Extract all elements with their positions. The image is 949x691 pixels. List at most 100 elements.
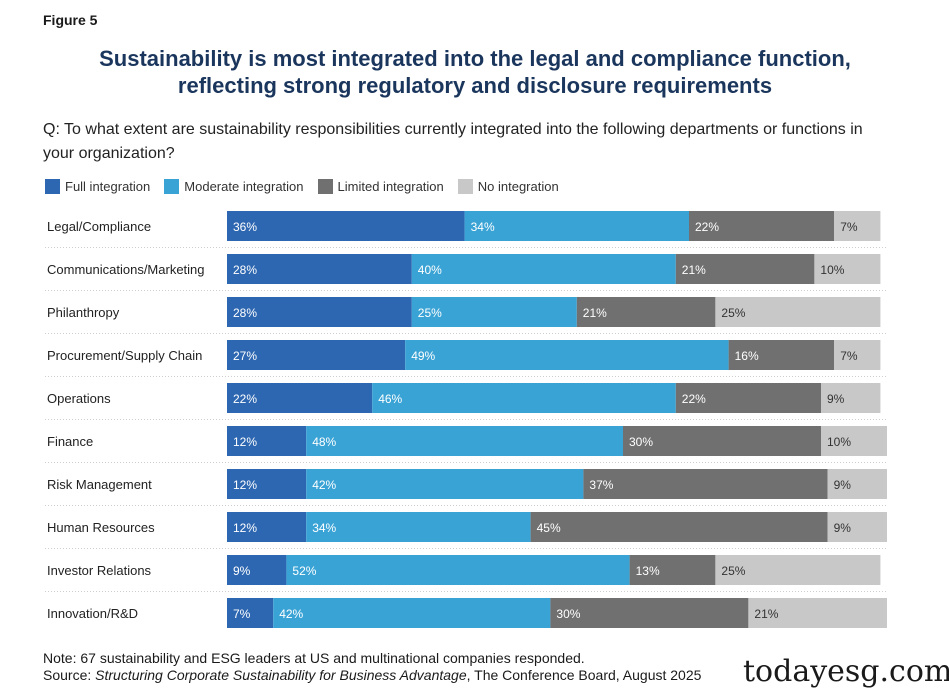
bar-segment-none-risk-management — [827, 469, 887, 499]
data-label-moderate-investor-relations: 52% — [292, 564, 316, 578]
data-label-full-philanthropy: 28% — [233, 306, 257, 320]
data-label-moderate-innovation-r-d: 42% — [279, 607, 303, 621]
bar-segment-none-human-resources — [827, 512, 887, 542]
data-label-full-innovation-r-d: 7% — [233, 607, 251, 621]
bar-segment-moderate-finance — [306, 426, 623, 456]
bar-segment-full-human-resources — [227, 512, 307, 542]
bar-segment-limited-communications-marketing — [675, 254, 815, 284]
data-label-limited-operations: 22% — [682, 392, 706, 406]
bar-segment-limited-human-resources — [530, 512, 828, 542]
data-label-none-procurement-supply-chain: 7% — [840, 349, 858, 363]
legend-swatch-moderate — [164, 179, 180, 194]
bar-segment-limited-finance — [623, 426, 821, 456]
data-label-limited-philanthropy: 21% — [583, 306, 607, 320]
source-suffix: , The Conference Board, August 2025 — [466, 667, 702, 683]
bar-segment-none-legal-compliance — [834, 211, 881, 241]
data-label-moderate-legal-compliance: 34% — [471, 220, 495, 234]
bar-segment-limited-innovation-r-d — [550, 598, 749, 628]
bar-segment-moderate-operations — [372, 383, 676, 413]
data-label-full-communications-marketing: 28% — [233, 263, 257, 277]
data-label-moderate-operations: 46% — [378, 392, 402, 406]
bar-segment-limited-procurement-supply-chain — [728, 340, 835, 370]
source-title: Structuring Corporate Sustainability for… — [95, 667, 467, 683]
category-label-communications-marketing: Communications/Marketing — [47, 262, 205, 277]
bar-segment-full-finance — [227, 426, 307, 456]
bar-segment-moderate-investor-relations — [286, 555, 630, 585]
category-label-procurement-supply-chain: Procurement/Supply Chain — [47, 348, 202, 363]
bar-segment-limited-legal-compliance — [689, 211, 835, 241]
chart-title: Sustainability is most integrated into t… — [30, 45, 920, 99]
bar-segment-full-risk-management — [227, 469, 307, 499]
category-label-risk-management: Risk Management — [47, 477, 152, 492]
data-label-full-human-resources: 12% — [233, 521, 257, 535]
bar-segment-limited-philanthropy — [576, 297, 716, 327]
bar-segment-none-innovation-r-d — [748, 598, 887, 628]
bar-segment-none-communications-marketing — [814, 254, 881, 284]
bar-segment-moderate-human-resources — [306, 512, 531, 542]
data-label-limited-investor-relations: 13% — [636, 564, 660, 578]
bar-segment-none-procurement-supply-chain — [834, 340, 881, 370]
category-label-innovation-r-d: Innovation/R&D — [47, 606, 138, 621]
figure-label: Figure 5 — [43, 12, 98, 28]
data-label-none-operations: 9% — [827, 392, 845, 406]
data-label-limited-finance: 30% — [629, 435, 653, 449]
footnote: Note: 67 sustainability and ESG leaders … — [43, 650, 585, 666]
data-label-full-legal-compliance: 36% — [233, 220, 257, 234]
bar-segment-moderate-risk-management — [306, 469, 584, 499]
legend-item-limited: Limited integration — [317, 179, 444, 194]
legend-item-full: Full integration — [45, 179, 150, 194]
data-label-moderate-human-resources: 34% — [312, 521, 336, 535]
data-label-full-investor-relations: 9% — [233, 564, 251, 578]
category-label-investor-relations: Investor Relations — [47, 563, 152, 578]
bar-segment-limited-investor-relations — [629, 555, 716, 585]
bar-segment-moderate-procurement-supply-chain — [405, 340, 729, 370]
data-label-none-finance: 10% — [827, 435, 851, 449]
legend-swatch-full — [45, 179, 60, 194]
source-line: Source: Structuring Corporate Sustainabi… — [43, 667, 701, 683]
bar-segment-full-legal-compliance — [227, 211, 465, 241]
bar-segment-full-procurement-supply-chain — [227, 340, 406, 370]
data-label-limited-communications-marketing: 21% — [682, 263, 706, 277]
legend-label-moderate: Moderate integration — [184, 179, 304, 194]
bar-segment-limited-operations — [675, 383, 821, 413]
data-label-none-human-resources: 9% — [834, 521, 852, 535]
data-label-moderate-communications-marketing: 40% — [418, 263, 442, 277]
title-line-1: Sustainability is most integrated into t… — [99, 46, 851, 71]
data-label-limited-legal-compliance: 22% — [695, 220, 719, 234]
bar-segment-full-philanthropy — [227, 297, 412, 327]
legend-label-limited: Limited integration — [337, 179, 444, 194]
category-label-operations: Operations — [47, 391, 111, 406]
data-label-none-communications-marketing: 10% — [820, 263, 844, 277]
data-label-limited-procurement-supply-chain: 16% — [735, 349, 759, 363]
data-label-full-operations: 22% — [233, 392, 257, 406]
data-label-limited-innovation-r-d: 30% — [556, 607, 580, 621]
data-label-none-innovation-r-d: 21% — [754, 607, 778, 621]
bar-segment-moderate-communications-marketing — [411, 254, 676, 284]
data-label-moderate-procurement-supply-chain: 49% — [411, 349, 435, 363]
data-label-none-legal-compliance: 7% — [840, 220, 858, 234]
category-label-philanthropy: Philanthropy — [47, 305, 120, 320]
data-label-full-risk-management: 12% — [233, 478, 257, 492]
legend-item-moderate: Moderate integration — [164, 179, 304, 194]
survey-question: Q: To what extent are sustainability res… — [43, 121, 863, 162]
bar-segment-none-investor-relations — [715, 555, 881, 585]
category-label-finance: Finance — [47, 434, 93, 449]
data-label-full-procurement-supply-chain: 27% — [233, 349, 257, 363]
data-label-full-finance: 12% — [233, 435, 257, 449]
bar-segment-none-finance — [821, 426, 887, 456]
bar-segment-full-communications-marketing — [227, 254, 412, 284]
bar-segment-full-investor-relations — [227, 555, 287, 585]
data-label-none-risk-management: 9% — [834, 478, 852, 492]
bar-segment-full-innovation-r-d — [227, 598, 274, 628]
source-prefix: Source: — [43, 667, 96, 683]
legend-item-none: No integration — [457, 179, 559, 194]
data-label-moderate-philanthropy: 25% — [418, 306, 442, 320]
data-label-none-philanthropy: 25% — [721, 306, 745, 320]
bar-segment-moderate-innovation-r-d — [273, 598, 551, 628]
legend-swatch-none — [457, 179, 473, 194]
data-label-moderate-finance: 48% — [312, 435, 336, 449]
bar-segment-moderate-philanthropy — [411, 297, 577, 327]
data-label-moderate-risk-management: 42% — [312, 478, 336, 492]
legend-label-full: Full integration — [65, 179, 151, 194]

---

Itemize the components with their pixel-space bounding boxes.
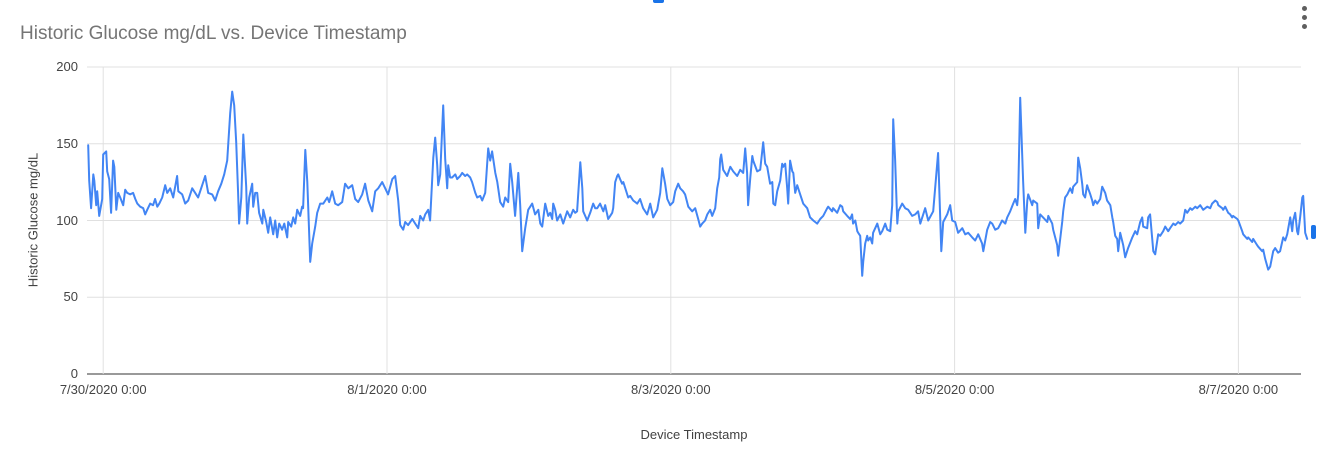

▶ _SET TASK_
Rewrite the entries starting at the line containing "Extract all elements" and ending at the line containing "bar-segment-none-human-resources — [827, 512, 887, 542]", substituting "items" for "elements" and changing nothing else. Omit the pictures from your answer.

▶ _ANSWER TO THIS PROBLEM_
Extract all items with their positions. The image is 949x691 pixels. List at most 100 items.
bar-segment-none-risk-management — [827, 469, 887, 499]
data-label-moderate-investor-relations: 52% — [292, 564, 316, 578]
data-label-full-philanthropy: 28% — [233, 306, 257, 320]
data-label-moderate-innovation-r-d: 42% — [279, 607, 303, 621]
bar-segment-none-human-resources — [827, 512, 887, 542]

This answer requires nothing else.